> Work required:
Copy each of the following items word for word, keeping every line unchanged.

Begin

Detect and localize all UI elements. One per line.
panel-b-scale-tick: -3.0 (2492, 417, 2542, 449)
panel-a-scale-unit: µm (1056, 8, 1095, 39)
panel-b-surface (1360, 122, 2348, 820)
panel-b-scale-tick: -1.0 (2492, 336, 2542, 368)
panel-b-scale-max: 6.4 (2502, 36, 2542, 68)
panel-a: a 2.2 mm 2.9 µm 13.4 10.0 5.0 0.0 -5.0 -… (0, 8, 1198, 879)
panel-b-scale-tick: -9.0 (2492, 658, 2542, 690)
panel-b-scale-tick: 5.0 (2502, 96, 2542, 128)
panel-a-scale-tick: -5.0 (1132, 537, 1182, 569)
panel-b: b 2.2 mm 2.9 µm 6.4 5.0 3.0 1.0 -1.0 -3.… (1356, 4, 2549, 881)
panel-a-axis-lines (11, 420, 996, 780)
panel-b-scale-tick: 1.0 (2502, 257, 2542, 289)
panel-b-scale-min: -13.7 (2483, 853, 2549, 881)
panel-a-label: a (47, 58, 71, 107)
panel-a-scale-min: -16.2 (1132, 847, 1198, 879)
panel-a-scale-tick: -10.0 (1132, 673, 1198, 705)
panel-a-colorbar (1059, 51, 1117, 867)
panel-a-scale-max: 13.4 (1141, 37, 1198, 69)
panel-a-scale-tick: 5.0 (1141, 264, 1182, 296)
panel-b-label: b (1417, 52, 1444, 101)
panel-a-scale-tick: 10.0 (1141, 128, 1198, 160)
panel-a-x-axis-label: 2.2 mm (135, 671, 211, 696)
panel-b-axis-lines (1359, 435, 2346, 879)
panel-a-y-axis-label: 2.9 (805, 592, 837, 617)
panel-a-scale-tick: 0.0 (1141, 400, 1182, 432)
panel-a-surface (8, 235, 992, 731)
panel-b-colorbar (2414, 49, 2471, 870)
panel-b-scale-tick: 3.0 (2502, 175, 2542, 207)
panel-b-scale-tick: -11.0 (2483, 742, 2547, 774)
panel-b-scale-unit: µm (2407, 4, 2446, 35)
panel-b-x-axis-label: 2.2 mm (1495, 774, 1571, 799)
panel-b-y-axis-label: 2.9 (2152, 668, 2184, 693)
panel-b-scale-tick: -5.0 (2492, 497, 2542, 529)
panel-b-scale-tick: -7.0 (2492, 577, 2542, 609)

End

> Task answer:
Detect and localize all UI elements. One per line.
panel-b-scale-tick: -3.0 (2492, 417, 2542, 449)
panel-a-scale-unit: µm (1056, 8, 1095, 39)
panel-b-surface (1360, 122, 2348, 820)
panel-b-scale-tick: -1.0 (2492, 336, 2542, 368)
panel-b-scale-max: 6.4 (2502, 36, 2542, 68)
panel-a: a 2.2 mm 2.9 µm 13.4 10.0 5.0 0.0 -5.0 -… (0, 8, 1198, 879)
panel-b-scale-tick: -9.0 (2492, 658, 2542, 690)
panel-b-scale-tick: 5.0 (2502, 96, 2542, 128)
panel-a-scale-tick: -5.0 (1132, 537, 1182, 569)
panel-b: b 2.2 mm 2.9 µm 6.4 5.0 3.0 1.0 -1.0 -3.… (1356, 4, 2549, 881)
panel-a-axis-lines (11, 420, 996, 780)
panel-b-scale-tick: 1.0 (2502, 257, 2542, 289)
panel-b-scale-min: -13.7 (2483, 853, 2549, 881)
panel-a-label: a (47, 58, 71, 107)
panel-a-scale-min: -16.2 (1132, 847, 1198, 879)
panel-a-scale-tick: -10.0 (1132, 673, 1198, 705)
panel-a-colorbar (1059, 51, 1117, 867)
panel-a-scale-max: 13.4 (1141, 37, 1198, 69)
panel-a-scale-tick: 5.0 (1141, 264, 1182, 296)
panel-b-label: b (1417, 52, 1444, 101)
panel-a-scale-tick: 10.0 (1141, 128, 1198, 160)
panel-a-x-axis-label: 2.2 mm (135, 671, 211, 696)
panel-b-axis-lines (1359, 435, 2346, 879)
panel-a-y-axis-label: 2.9 (805, 592, 837, 617)
panel-a-scale-tick: 0.0 (1141, 400, 1182, 432)
panel-a-surface (8, 235, 992, 731)
panel-b-colorbar (2414, 49, 2471, 870)
panel-b-scale-tick: 3.0 (2502, 175, 2542, 207)
panel-b-scale-tick: -11.0 (2483, 742, 2547, 774)
panel-b-scale-unit: µm (2407, 4, 2446, 35)
panel-b-x-axis-label: 2.2 mm (1495, 774, 1571, 799)
panel-b-y-axis-label: 2.9 (2152, 668, 2184, 693)
panel-b-scale-tick: -5.0 (2492, 497, 2542, 529)
panel-b-scale-tick: -7.0 (2492, 577, 2542, 609)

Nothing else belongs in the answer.